**Problem requirements:** Extract every line of the material that holds the string "Acosta".

**The data:**

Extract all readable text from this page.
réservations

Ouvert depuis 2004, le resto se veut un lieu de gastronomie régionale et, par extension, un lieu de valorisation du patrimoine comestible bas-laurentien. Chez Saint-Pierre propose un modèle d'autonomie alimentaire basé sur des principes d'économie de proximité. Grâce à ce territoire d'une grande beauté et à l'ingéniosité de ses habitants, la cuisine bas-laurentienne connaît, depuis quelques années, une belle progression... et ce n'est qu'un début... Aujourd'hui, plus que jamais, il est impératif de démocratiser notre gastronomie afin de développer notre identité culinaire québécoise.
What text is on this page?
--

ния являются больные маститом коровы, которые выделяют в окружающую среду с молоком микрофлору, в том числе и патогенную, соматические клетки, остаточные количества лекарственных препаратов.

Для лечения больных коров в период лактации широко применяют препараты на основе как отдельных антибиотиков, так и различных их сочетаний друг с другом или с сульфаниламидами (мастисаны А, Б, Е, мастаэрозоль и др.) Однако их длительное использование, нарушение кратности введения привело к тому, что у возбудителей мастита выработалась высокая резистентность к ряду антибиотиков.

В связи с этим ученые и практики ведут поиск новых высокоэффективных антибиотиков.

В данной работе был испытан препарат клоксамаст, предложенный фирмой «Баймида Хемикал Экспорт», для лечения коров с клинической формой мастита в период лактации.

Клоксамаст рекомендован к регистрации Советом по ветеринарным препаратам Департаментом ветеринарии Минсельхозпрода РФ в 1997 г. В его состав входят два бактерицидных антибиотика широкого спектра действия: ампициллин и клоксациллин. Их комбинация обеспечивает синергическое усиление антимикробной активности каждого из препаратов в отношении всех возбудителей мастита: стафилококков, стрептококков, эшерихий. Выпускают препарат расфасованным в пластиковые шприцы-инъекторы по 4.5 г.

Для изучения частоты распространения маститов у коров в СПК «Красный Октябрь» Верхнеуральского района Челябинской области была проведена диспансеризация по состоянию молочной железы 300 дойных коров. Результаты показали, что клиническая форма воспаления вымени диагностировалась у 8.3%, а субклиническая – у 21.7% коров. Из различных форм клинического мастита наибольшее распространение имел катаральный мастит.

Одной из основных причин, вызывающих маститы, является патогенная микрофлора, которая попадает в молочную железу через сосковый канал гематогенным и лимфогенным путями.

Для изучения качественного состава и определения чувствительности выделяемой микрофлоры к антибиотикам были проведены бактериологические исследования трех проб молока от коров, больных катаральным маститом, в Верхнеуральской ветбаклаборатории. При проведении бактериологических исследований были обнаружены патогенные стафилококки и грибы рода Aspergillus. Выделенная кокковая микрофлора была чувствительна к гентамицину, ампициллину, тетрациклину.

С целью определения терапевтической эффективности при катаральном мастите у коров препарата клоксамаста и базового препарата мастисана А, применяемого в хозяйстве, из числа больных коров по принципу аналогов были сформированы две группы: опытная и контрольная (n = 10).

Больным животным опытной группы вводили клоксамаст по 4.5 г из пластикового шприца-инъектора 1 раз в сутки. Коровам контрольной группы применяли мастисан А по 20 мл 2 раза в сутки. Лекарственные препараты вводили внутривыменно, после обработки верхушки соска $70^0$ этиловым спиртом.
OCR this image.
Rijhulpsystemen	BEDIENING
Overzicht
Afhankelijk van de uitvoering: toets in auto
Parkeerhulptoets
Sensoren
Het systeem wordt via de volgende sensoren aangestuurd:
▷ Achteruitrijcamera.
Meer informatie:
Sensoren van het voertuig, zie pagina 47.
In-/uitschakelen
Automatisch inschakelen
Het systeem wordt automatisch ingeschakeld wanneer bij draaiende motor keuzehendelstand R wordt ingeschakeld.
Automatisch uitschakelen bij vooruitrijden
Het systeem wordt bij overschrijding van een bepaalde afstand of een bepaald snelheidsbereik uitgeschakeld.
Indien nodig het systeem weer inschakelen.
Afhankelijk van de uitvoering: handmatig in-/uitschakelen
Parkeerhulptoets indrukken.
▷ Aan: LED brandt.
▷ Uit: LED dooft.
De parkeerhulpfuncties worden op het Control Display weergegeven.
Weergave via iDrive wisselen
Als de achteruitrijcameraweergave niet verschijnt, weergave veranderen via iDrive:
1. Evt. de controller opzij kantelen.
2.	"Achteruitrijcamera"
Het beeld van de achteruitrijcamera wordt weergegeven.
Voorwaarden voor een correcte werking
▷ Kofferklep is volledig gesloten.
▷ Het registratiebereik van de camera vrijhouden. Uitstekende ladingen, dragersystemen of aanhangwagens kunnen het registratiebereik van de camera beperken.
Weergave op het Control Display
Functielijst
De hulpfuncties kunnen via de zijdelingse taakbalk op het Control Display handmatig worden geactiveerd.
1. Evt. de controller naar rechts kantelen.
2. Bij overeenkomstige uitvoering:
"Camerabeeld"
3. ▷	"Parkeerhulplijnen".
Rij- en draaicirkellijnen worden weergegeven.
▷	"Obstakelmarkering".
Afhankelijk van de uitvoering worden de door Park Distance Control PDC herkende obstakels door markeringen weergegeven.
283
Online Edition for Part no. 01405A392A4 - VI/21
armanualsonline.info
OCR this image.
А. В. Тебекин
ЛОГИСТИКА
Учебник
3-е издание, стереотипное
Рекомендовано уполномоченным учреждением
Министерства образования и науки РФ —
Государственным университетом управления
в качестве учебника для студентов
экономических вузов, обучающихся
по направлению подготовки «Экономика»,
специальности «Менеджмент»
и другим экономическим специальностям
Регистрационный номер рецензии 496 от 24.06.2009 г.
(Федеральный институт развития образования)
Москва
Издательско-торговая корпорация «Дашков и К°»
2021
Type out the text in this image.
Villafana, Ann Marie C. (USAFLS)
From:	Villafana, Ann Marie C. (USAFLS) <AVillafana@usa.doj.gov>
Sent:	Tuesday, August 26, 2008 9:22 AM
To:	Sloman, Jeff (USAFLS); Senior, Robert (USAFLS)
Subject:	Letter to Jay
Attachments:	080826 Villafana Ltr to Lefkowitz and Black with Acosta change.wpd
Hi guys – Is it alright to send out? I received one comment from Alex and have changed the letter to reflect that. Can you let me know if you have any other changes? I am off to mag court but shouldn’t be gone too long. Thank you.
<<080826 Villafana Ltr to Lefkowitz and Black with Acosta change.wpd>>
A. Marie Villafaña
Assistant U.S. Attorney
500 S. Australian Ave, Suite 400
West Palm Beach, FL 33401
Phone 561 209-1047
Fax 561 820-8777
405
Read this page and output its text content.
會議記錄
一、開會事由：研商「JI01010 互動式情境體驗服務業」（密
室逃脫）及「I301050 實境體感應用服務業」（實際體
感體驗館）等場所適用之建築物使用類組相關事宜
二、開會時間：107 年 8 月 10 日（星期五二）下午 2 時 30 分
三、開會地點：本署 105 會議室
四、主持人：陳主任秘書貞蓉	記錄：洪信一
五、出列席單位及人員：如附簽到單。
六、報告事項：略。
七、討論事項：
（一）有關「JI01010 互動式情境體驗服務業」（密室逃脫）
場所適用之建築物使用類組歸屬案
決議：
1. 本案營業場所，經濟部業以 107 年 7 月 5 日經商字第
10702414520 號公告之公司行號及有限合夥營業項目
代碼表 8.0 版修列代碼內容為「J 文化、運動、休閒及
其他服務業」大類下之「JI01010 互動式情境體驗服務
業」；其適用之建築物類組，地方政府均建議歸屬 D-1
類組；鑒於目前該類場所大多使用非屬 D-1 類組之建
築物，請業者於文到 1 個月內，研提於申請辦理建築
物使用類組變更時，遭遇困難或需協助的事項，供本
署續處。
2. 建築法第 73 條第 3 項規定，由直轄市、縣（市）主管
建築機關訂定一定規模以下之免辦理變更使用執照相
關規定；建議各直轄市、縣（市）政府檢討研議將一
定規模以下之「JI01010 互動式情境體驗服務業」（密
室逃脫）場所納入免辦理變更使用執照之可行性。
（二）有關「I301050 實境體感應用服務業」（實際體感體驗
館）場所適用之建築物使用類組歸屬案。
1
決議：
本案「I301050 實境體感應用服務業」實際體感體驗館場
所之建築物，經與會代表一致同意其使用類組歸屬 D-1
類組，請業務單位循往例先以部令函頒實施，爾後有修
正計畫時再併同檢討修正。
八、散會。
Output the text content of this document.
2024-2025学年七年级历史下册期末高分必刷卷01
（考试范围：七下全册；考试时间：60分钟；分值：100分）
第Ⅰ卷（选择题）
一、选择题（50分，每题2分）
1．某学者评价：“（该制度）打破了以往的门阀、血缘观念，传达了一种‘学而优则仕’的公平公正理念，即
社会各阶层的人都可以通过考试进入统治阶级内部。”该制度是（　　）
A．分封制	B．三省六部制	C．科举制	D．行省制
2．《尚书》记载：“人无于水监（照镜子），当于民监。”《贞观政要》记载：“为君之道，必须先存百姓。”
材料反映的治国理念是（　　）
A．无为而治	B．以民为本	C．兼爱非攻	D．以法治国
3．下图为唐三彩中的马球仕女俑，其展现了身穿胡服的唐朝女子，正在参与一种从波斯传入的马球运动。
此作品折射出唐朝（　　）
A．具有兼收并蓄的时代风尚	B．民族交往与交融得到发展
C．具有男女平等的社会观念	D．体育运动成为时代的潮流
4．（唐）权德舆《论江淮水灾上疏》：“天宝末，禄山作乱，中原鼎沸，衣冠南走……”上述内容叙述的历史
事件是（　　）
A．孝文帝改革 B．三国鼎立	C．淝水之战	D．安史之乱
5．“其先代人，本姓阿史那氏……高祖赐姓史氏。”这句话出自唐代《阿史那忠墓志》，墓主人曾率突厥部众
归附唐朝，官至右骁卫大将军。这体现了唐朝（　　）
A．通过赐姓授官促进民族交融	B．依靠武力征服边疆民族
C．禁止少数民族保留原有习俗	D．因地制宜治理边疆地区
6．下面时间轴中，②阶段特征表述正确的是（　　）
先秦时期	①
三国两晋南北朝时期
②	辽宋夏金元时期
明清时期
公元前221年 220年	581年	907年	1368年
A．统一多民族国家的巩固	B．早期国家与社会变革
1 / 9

**Task solution:**
Attachments:	080826 Villafana Ltr to Lefkowitz and Black with Acosta change.wpd
<<080826 Villafana Ltr to Lefkowitz and Black with Acosta change.wpd>>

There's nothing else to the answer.